**Directions**
Below are three blocks of lines. Report each line that contains the word "name", matching case exactly.
>> Start Material
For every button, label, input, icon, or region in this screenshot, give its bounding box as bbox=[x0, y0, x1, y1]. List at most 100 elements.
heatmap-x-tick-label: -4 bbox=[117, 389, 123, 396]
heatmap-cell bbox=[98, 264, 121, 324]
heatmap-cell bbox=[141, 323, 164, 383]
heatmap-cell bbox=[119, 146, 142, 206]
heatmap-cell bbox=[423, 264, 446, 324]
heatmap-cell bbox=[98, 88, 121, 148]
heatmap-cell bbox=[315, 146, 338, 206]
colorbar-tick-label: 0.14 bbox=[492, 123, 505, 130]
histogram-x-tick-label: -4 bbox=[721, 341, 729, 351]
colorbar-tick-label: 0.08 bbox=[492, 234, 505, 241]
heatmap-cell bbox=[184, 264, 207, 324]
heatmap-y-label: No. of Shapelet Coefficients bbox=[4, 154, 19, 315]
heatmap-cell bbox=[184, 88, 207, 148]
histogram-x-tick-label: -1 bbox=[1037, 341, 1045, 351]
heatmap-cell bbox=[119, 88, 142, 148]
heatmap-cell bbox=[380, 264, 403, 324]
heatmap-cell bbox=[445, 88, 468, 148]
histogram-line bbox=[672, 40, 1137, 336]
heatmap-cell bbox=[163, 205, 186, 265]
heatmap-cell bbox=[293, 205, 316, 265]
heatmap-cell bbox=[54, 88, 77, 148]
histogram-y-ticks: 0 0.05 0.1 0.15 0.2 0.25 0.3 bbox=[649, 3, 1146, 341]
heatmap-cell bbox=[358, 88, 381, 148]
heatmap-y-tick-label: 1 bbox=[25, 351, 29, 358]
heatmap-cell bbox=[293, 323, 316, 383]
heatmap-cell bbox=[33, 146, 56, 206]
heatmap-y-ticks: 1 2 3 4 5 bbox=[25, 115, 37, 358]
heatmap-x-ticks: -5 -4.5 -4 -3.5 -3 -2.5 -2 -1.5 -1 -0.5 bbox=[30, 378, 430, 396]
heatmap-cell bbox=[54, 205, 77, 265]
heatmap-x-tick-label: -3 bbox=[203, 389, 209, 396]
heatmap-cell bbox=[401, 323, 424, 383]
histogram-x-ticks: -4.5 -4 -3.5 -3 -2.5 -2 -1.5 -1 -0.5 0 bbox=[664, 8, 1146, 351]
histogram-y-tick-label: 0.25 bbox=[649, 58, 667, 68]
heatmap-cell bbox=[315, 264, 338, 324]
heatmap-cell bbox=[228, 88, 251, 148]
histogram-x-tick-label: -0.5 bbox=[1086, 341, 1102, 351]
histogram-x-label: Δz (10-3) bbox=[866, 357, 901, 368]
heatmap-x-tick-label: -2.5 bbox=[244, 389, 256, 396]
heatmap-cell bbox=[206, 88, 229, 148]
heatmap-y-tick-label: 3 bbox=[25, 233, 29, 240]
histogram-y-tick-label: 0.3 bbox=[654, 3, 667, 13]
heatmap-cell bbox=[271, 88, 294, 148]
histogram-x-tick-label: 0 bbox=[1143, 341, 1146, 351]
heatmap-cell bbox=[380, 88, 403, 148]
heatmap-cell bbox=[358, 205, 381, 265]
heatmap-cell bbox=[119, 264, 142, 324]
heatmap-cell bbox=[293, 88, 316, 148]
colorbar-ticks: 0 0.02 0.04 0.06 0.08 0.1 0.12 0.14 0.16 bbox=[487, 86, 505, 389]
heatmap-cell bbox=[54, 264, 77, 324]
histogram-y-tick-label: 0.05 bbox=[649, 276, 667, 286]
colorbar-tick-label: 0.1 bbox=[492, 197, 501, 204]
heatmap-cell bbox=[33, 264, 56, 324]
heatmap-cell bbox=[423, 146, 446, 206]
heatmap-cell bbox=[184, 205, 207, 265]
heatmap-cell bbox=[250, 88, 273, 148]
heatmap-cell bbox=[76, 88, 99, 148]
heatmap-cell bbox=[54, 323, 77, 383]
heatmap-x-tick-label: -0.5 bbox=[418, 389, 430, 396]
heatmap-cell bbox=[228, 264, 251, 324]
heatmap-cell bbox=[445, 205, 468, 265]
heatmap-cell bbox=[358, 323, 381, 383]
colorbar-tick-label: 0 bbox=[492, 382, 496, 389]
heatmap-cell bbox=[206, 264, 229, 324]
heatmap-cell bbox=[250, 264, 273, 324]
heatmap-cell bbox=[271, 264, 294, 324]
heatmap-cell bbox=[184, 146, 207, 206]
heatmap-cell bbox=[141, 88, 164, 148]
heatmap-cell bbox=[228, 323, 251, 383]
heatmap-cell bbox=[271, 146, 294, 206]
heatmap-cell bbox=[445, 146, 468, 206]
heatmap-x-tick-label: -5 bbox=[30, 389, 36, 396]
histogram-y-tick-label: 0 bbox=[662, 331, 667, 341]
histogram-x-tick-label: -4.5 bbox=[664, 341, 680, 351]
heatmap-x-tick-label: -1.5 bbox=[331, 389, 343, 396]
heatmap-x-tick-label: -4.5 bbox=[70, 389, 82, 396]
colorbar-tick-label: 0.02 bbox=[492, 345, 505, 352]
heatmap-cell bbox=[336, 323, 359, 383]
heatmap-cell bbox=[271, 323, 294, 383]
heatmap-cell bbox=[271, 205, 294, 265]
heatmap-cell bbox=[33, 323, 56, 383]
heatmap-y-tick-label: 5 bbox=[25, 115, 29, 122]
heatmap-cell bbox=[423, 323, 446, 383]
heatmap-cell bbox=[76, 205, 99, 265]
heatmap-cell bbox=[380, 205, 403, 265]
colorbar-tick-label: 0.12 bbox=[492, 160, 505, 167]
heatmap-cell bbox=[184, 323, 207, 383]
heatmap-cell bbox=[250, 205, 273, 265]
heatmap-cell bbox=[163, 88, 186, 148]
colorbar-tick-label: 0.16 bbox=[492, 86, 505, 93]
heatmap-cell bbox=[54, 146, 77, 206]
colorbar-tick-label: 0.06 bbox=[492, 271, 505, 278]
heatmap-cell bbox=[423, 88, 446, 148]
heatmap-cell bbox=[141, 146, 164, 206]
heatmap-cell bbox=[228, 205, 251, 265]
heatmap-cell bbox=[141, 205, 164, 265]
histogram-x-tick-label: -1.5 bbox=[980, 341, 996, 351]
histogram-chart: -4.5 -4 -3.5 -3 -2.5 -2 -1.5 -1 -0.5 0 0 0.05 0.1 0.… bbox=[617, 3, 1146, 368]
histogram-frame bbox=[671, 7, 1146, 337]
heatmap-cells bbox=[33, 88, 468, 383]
>> End Material
>> Start Material
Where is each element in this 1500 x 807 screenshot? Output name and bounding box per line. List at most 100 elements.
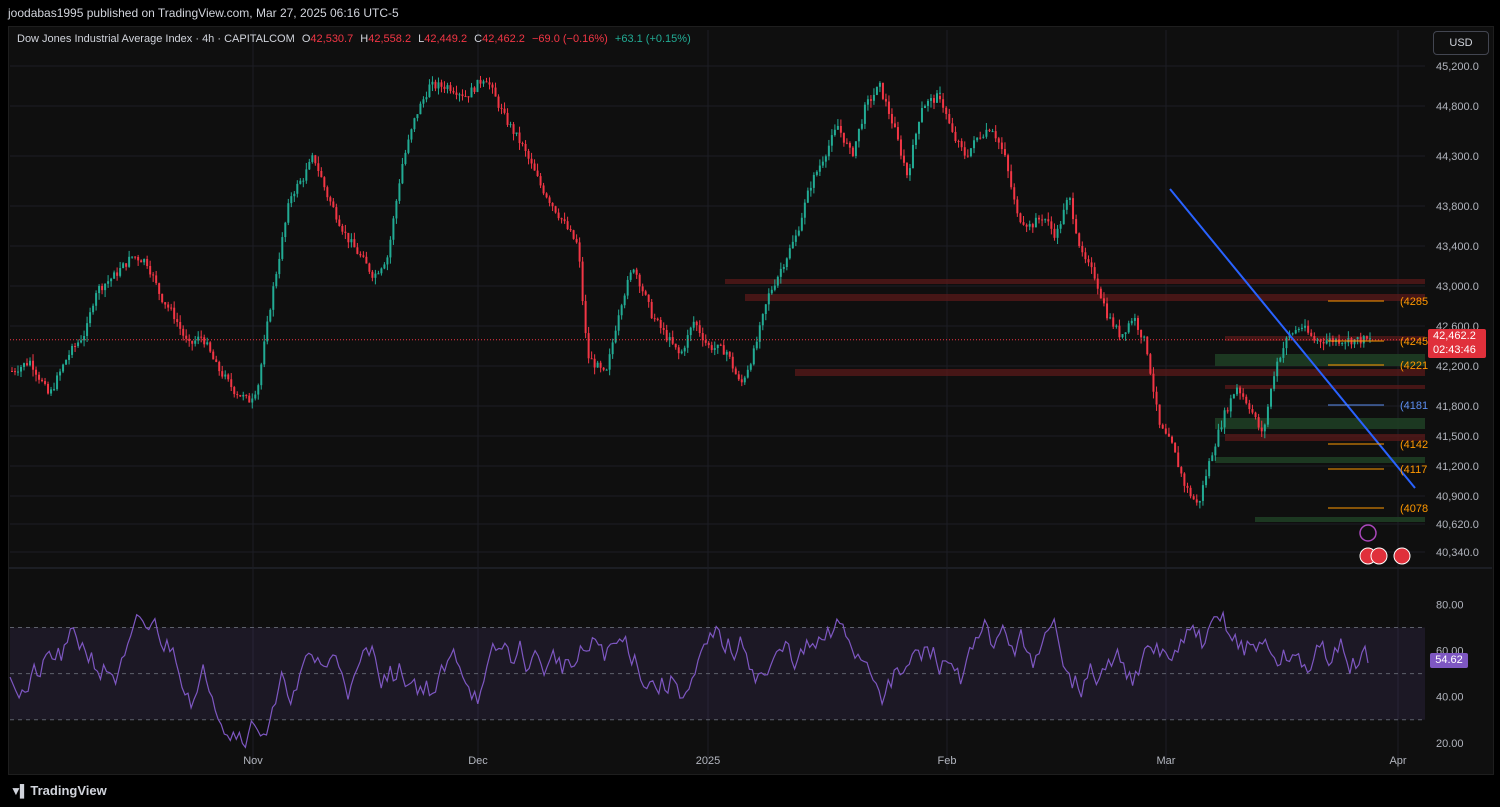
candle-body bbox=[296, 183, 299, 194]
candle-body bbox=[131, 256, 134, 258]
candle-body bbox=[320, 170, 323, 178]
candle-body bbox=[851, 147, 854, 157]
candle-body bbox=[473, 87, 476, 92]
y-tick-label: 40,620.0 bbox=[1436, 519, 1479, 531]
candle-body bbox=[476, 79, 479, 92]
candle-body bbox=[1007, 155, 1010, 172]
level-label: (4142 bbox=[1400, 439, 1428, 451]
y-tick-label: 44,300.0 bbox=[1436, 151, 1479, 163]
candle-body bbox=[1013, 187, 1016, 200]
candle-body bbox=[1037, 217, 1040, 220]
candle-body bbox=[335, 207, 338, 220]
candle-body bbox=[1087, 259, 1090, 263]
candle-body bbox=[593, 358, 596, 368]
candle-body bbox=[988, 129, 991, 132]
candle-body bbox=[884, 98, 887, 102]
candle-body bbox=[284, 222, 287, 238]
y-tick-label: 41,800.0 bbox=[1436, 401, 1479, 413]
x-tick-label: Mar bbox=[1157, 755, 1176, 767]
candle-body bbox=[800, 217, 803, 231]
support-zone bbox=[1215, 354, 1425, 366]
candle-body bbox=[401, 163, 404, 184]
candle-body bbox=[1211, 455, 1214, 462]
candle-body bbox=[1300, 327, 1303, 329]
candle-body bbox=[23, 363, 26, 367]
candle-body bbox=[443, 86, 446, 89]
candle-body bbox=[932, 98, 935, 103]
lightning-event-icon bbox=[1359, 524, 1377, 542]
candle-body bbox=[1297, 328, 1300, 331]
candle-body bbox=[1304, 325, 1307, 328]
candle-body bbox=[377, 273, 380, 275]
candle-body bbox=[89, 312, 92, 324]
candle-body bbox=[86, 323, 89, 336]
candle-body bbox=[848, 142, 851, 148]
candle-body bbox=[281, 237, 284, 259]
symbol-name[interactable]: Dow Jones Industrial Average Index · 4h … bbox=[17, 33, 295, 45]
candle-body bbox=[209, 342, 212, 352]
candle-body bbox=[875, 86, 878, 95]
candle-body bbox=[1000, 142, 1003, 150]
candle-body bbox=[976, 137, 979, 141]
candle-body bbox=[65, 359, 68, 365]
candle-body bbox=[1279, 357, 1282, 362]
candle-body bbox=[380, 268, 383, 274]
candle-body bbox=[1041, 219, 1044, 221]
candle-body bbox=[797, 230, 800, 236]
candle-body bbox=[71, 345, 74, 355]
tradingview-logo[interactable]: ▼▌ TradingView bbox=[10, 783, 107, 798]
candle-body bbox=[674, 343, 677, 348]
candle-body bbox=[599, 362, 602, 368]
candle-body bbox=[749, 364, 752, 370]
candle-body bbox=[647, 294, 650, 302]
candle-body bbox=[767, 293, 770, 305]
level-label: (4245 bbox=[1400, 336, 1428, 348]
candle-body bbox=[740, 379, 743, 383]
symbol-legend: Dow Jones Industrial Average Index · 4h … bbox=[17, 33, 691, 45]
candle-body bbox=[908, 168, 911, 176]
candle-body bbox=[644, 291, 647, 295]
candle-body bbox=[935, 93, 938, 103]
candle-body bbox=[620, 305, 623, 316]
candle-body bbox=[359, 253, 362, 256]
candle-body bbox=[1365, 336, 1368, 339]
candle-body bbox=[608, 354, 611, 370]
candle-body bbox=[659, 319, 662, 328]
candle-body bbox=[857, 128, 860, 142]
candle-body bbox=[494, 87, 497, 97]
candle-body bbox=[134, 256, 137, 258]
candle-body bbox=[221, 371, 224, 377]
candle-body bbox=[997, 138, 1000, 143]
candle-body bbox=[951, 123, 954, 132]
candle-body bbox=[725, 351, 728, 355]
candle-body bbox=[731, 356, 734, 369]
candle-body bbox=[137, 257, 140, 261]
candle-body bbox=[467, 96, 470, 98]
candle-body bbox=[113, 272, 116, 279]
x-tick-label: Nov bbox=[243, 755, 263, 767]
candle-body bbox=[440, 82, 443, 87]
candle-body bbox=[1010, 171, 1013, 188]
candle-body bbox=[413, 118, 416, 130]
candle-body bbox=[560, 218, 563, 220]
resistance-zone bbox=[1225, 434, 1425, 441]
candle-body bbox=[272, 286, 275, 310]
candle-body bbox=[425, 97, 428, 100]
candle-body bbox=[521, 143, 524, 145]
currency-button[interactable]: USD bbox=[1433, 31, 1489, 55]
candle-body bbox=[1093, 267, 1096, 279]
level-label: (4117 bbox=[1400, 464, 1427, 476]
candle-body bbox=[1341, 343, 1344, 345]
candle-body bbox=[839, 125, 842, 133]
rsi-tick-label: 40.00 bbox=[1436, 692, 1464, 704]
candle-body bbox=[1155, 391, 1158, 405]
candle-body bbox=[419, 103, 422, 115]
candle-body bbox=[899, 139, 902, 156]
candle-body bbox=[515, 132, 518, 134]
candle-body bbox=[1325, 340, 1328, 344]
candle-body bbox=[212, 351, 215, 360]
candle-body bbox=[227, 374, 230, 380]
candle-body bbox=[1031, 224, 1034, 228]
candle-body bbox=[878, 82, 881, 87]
>> End Material
>> Start Material
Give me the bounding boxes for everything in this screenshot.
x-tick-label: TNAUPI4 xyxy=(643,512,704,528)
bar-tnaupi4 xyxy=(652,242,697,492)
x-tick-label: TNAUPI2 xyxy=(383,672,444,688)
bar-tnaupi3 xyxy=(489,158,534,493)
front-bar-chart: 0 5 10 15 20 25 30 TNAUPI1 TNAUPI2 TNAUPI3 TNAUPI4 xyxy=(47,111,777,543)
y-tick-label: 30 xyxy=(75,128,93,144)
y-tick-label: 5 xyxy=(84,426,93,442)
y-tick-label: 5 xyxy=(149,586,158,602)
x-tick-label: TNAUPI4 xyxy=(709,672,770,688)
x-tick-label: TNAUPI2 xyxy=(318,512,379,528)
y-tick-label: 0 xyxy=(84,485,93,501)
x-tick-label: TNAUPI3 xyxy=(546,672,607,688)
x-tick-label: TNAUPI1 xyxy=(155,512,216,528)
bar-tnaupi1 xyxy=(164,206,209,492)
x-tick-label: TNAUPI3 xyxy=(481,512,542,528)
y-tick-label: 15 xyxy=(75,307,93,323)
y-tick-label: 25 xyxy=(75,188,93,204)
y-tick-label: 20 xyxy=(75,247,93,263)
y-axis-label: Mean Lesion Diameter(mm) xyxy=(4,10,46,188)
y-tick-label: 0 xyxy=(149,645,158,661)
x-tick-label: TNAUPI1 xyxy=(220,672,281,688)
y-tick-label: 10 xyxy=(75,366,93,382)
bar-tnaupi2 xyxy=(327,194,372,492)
>> End Material
**Solution to this task**
Where is each element in this 1500 x 807 screenshot? Output name and bounding box per line. List at most 100 elements.
symbol-name[interactable]: Dow Jones Industrial Average Index · 4h … bbox=[17, 33, 295, 45]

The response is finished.